[Saved data entries]
[start]

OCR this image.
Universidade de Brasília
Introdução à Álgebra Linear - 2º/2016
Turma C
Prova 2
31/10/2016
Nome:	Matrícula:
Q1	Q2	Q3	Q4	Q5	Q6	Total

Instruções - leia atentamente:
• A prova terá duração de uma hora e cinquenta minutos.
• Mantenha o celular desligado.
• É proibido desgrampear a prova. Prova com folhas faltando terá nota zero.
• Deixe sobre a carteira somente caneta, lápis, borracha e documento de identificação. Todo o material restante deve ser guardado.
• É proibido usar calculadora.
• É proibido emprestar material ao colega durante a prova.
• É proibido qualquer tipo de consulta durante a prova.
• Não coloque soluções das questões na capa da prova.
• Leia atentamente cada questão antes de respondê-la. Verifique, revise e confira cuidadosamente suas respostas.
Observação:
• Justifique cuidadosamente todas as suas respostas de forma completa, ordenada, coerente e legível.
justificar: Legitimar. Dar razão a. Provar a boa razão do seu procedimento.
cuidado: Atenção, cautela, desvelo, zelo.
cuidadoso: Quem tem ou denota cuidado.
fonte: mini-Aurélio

[end]

__CHALLENGE__
Identify and copy lines that hold the string "terá".

__CORRECT RESULT__
• A prova terá duração de uma hora e cinquenta minutos.
• É proibido desgrampear a prova. Prova com folhas faltando terá nota zero.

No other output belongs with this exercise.